### AIM
Scan the data for "that" and copy the lines it appears in.

-- Start of SOURCE DATA --

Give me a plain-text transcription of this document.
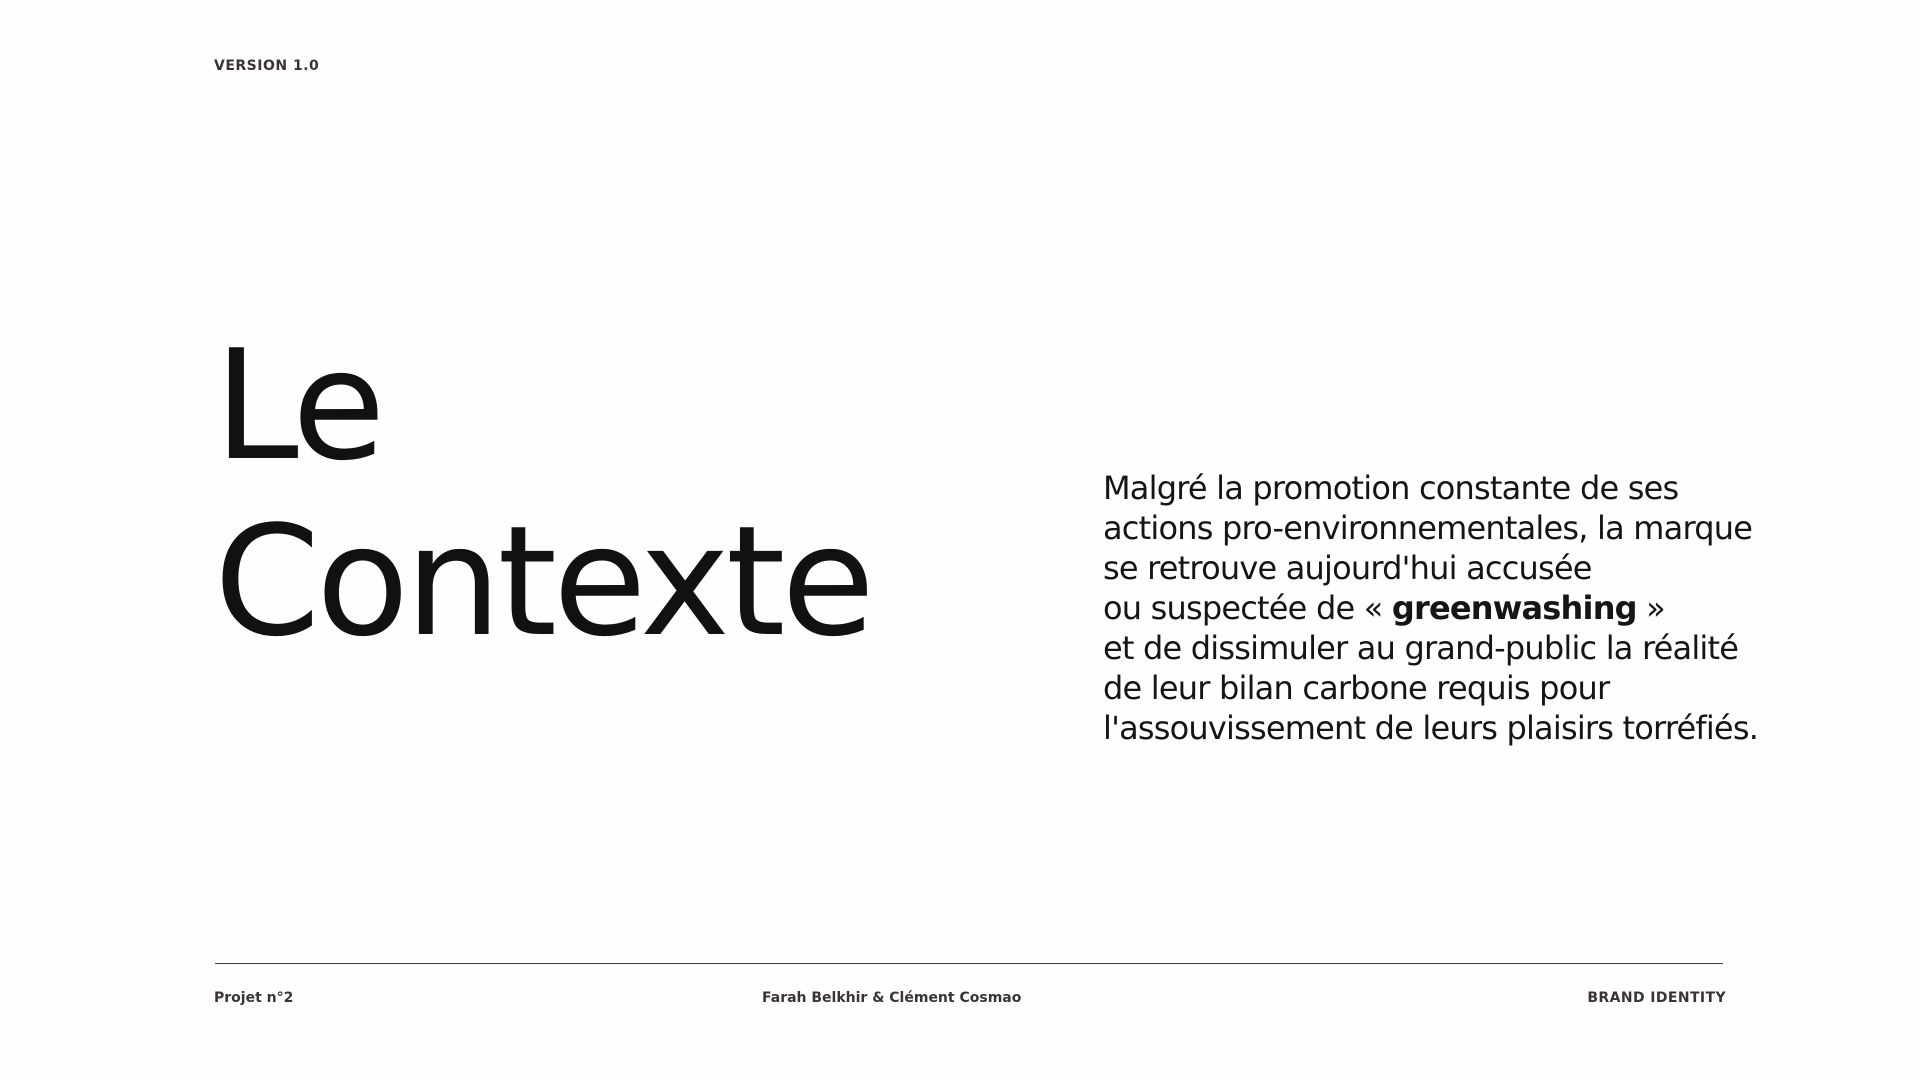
VERSION 1.0
Le
Contexte
Malgré la promotion constante de ses
actions pro-environnementales, la marque
se retrouve aujourd'hui accusée
ou suspectée de « greenwashing »
et de dissimuler au grand-public la réalité
de leur bilan carbone requis pour
l'assouvissement de leurs plaisirs torréfiés.
Projet n°2	Farah Belkhir & Clément Cosmao	BRAND IDENTITY
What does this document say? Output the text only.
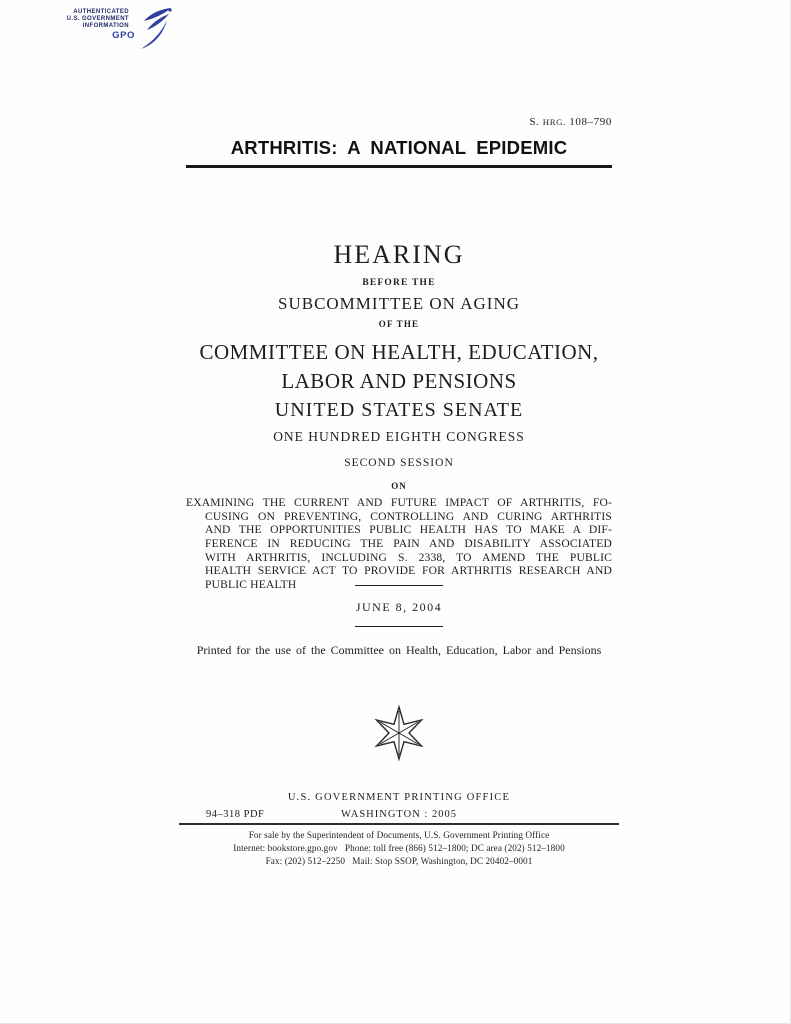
AUTHENTICATED
U.S. GOVERNMENT
INFORMATION
GPO
S. HRG. 108–790
ARTHRITIS: A NATIONAL EPIDEMIC
HEARING
BEFORE THE
SUBCOMMITTEE ON AGING
OF THE
COMMITTEE ON HEALTH, EDUCATION,
LABOR AND PENSIONS
UNITED STATES SENATE
ONE HUNDRED EIGHTH CONGRESS
SECOND SESSION
ON
EXAMINING THE CURRENT AND FUTURE IMPACT OF ARTHRITIS, FO-
CUSING ON PREVENTING, CONTROLLING AND CURING ARTHRITIS
AND THE OPPORTUNITIES PUBLIC HEALTH HAS TO MAKE A DIF-
FERENCE IN REDUCING THE PAIN AND DISABILITY ASSOCIATED
WITH ARTHRITIS, INCLUDING S. 2338, TO AMEND THE PUBLIC
HEALTH SERVICE ACT TO PROVIDE FOR ARTHRITIS RESEARCH AND
PUBLIC HEALTH
JUNE 8, 2004
Printed for the use of the Committee on Health, Education, Labor and Pensions
U.S. GOVERNMENT PRINTING OFFICE
94–318 PDF	WASHINGTON : 2005
For sale by the Superintendent of Documents, U.S. Government Printing Office
Internet: bookstore.gpo.gov   Phone: toll free (866) 512–1800; DC area (202) 512–1800
Fax: (202) 512–2250   Mail: Stop SSOP, Washington, DC 20402–0001
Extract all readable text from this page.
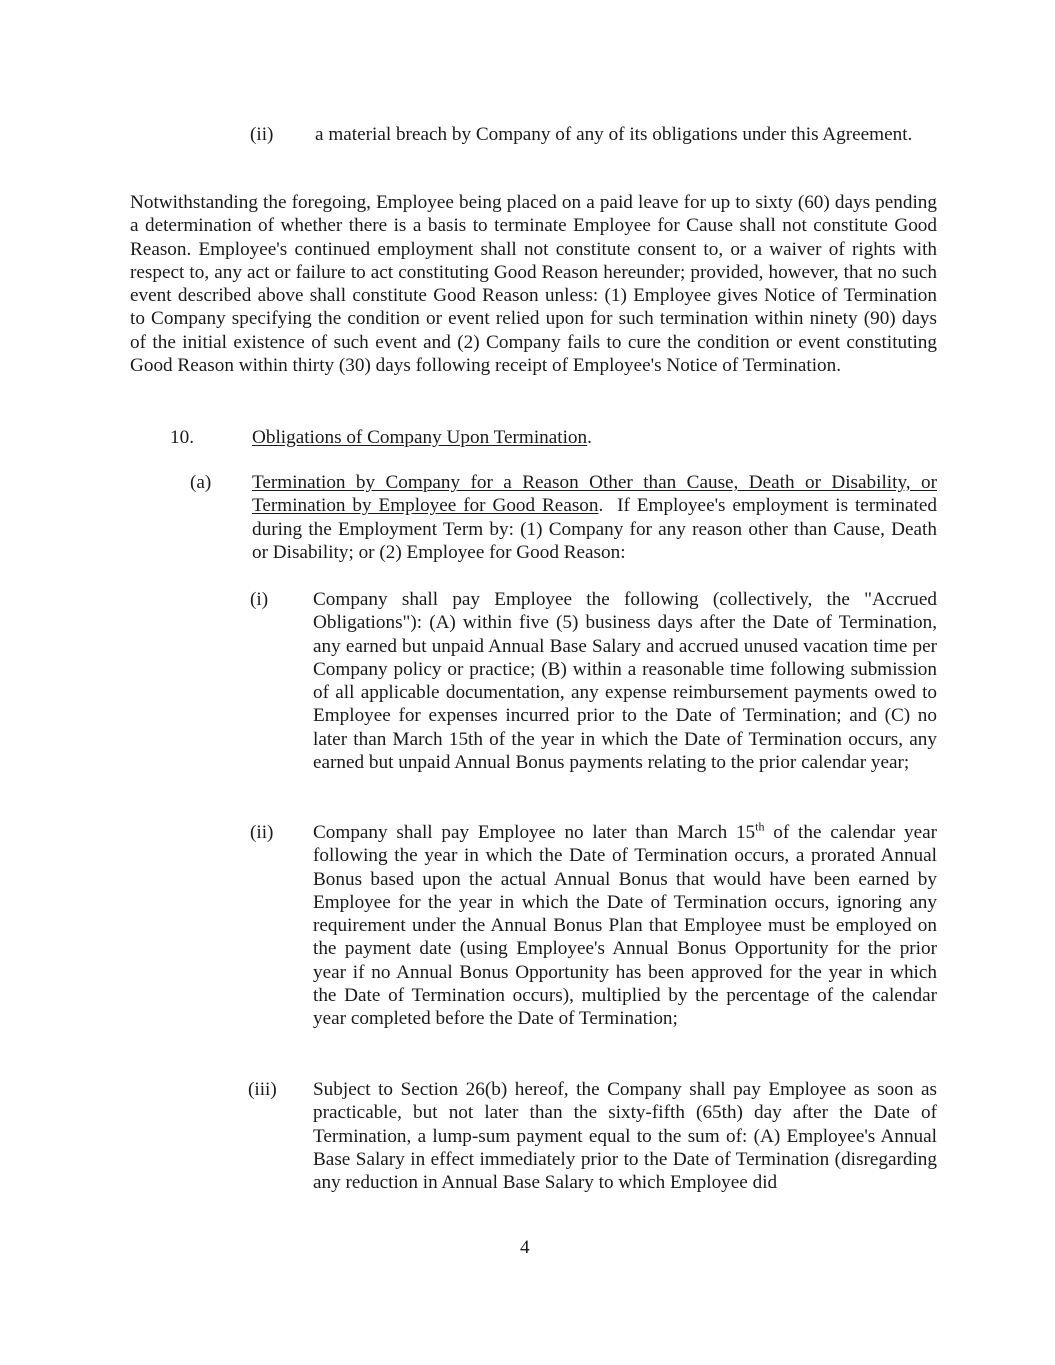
(ii) a material breach by Company of any of its obligations under this Agreement.
Notwithstanding the foregoing, Employee being placed on a paid leave for up to sixty (60) days pending a determination of whether there is a basis to terminate Employee for Cause shall not constitute Good Reason. Employee's continued employment shall not constitute consent to, or a waiver of rights with respect to, any act or failure to act constituting Good Reason hereunder; provided, however, that no such event described above shall constitute Good Reason unless: (1) Employee gives Notice of Termination to Company specifying the condition or event relied upon for such termination within ninety (90) days of the initial existence of such event and (2) Company fails to cure the condition or event constituting Good Reason within thirty (30) days following receipt of Employee's Notice of Termination.
10.	Obligations of Company Upon Termination.
(a) Termination by Company for a Reason Other than Cause, Death or Disability, or Termination by Employee for Good Reason.  If Employee's employment is terminated during the Employment Term by: (1) Company for any reason other than Cause, Death or Disability; or (2) Employee for Good Reason:
(i) Company shall pay Employee the following (collectively, the "Accrued Obligations"): (A) within five (5) business days after the Date of Termination, any earned but unpaid Annual Base Salary and accrued unused vacation time per Company policy or practice; (B) within a reasonable time following submission of all applicable documentation, any expense reimbursement payments owed to Employee for expenses incurred prior to the Date of Termination; and (C) no later than March 15th of the year in which the Date of Termination occurs, any earned but unpaid Annual Bonus payments relating to the prior calendar year;
(ii) Company shall pay Employee no later than March 15th of the calendar year following the year in which the Date of Termination occurs, a prorated Annual Bonus based upon the actual Annual Bonus that would have been earned by Employee for the year in which the Date of Termination occurs, ignoring any requirement under the Annual Bonus Plan that Employee must be employed on the payment date (using Employee's Annual Bonus Opportunity for the prior year if no Annual Bonus Opportunity has been approved for the year in which the Date of Termination occurs), multiplied by the percentage of the calendar year completed before the Date of Termination;
(iii) Subject to Section 26(b) hereof, the Company shall pay Employee as soon as practicable, but not later than the sixty-fifth (65th) day after the Date of Termination, a lump-sum payment equal to the sum of: (A) Employee's Annual Base Salary in effect immediately prior to the Date of Termination (disregarding any reduction in Annual Base Salary to which Employee did
4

-- End of SOURCE DATA --

### ANSWER TO THIS PROBLEM
Notwithstanding the foregoing, Employee being placed on a paid leave for up to sixty (60) days pending a determination of whether there is a basis to terminate Employee for Cause shall not constitute Good Reason. Employee's continued employment shall not constitute consent to, or a waiver of rights with respect to, any act or failure to act constituting Good Reason hereunder; provided, however, that no such event described above shall constitute Good Reason unless: (1) Employee gives Notice of Termination to Company specifying the condition or event relied upon for such termination within ninety (90) days of the initial existence of such event and (2) Company fails to cure the condition or event constituting Good Reason within thirty (30) days following receipt of Employee's Notice of Termination.
(ii) Company shall pay Employee no later than March 15th of the calendar year following the year in which the Date of Termination occurs, a prorated Annual Bonus based upon the actual Annual Bonus that would have been earned by Employee for the year in which the Date of Termination occurs, ignoring any requirement under the Annual Bonus Plan that Employee must be employed on the payment date (using Employee's Annual Bonus Opportunity for the prior year if no Annual Bonus Opportunity has been approved for the year in which the Date of Termination occurs), multiplied by the percentage of the calendar year completed before the Date of Termination;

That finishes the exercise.